(Records from a collection of figures)
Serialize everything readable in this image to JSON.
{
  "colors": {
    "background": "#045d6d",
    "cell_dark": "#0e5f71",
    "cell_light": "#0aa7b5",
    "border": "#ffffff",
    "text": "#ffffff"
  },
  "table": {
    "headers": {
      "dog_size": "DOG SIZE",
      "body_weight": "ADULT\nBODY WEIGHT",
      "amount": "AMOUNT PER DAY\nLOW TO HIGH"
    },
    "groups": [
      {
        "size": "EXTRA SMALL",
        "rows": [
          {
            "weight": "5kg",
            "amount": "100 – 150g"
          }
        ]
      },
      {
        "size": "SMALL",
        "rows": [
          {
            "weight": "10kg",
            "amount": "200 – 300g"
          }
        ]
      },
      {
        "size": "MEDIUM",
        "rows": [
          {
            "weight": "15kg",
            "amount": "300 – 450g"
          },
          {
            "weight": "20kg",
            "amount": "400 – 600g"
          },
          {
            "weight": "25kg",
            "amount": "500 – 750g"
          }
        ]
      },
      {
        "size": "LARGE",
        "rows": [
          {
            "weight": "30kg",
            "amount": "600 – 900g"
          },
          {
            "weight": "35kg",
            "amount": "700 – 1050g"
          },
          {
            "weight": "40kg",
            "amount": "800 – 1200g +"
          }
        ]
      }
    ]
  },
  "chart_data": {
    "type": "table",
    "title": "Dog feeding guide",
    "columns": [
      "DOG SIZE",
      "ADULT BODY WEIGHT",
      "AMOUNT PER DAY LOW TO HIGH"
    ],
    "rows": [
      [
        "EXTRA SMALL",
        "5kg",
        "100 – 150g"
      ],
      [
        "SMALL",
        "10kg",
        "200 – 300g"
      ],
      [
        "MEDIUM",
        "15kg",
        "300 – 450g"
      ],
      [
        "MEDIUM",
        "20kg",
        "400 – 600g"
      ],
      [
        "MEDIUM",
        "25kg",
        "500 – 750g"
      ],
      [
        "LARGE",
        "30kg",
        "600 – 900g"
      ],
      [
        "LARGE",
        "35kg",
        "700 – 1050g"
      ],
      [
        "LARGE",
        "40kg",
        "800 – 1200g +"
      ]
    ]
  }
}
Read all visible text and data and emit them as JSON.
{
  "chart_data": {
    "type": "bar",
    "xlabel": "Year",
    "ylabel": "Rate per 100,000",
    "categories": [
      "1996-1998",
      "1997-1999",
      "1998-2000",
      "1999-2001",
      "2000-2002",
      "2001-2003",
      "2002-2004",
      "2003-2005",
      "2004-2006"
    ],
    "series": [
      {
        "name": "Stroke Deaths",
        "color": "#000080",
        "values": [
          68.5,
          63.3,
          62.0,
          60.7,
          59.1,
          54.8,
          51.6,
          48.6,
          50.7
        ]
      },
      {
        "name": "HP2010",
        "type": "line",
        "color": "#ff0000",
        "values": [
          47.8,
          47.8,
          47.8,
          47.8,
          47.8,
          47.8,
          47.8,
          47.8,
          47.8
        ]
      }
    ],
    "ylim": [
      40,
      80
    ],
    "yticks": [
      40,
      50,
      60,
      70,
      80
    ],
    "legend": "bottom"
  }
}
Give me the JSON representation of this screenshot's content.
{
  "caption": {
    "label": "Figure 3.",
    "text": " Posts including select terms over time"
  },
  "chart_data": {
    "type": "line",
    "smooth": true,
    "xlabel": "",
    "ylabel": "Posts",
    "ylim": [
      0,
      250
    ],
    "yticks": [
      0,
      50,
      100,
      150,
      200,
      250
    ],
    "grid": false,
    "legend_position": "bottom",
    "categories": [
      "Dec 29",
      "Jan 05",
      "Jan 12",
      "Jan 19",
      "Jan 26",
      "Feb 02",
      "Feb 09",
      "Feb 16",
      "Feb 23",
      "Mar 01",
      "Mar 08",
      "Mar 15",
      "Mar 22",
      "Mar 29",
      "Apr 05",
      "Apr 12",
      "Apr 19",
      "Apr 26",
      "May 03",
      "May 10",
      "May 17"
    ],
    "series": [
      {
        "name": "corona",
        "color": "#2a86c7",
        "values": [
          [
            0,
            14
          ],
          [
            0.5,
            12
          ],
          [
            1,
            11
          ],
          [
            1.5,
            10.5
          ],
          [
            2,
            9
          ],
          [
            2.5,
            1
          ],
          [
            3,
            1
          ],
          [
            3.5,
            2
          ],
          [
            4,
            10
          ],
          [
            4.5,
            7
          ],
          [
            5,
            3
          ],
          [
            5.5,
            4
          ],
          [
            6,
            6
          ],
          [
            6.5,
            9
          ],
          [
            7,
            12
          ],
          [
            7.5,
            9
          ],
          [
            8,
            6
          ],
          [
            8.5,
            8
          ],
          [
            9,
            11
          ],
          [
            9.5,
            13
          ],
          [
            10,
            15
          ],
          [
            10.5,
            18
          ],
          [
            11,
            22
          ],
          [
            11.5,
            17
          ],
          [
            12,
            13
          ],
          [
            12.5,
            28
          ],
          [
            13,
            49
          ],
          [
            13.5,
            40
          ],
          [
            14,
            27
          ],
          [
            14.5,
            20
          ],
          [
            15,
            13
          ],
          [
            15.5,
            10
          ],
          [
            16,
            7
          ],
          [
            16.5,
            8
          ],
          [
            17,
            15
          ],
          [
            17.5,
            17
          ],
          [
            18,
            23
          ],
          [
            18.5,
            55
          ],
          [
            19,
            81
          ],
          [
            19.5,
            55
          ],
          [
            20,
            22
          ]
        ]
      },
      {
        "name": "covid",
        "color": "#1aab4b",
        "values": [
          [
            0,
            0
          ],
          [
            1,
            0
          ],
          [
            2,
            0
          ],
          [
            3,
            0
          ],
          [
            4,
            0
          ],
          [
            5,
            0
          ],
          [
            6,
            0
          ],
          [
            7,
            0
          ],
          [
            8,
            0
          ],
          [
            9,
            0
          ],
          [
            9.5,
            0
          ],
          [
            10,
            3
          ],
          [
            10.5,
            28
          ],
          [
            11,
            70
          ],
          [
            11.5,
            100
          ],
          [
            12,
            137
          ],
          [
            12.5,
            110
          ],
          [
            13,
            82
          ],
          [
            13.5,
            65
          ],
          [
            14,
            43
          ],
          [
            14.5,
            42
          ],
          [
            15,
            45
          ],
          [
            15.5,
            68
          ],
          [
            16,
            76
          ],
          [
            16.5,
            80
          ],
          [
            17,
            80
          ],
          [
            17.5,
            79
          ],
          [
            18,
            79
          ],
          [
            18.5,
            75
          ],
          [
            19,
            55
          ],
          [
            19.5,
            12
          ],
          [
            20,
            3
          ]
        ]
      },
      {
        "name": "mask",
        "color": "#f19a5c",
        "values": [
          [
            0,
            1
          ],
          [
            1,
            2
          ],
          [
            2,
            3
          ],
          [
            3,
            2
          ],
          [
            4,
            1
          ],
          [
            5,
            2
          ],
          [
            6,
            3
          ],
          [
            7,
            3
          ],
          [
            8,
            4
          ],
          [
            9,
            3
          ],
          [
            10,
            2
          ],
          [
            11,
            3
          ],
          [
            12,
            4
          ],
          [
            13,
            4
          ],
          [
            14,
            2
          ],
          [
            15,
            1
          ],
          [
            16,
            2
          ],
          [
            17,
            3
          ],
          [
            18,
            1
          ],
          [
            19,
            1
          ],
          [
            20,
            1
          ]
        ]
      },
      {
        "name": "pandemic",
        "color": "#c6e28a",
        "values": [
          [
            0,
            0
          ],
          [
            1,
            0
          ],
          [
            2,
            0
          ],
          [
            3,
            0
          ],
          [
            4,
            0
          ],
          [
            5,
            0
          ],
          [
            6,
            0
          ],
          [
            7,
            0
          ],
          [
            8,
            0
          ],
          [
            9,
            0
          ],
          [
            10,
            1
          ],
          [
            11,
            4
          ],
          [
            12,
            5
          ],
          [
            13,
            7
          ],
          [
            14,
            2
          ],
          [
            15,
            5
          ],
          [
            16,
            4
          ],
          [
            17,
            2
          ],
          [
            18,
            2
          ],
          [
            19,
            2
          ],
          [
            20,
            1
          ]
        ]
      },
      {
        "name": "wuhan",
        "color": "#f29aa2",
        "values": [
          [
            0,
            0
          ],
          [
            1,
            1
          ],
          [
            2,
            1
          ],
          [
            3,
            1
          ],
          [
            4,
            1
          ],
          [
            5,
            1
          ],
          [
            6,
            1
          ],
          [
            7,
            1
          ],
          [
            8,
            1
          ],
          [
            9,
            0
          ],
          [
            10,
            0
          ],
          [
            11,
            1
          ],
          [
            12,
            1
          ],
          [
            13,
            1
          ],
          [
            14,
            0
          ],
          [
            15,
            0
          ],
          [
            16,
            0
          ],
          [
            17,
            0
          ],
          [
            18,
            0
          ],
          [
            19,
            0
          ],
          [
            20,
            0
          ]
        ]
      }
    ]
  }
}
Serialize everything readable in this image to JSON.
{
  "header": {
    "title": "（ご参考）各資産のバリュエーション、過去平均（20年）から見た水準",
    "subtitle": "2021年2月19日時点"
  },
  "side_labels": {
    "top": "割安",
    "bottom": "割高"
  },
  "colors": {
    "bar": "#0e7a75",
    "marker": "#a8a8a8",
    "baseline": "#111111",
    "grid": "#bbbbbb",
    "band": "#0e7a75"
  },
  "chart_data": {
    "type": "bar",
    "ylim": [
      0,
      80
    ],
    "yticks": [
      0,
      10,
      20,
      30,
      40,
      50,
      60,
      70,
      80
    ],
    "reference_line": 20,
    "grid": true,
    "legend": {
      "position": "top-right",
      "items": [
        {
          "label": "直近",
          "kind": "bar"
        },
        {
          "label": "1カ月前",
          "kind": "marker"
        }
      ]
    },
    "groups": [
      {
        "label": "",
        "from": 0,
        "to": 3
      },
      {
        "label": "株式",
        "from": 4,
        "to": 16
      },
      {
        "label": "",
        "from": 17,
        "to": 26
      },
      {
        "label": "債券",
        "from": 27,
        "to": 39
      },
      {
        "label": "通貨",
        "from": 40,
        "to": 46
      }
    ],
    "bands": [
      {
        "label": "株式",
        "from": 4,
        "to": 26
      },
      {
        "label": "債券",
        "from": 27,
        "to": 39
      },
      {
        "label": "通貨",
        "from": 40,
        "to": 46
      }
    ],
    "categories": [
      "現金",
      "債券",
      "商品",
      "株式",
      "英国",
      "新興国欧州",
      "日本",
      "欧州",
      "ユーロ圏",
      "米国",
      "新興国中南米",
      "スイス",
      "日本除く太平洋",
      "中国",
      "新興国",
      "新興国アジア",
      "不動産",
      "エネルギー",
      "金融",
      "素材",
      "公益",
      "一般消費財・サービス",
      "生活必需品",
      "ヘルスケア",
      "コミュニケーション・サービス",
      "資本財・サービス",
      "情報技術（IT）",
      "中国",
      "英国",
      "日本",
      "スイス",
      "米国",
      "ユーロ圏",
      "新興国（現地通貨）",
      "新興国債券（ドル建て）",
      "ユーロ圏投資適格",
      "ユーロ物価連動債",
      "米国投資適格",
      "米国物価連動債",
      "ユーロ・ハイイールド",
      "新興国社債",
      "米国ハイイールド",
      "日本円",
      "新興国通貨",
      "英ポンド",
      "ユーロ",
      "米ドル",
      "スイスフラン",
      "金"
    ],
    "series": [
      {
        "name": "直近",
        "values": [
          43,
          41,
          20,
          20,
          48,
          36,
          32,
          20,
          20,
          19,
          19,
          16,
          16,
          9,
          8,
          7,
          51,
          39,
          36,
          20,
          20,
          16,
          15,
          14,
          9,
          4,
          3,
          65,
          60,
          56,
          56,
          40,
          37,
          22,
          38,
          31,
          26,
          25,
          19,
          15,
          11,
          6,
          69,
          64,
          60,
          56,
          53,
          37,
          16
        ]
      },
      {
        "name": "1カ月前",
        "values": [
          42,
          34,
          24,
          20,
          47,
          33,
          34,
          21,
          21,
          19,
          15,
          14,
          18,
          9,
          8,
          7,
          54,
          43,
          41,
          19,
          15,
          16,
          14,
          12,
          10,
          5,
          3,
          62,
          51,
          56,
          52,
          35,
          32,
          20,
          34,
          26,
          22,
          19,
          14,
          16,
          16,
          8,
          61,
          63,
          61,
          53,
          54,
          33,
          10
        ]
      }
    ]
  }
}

Aim of the exercise:
Find every line holding the word "JSON"; give their count and nothing else.

Exercise result:
4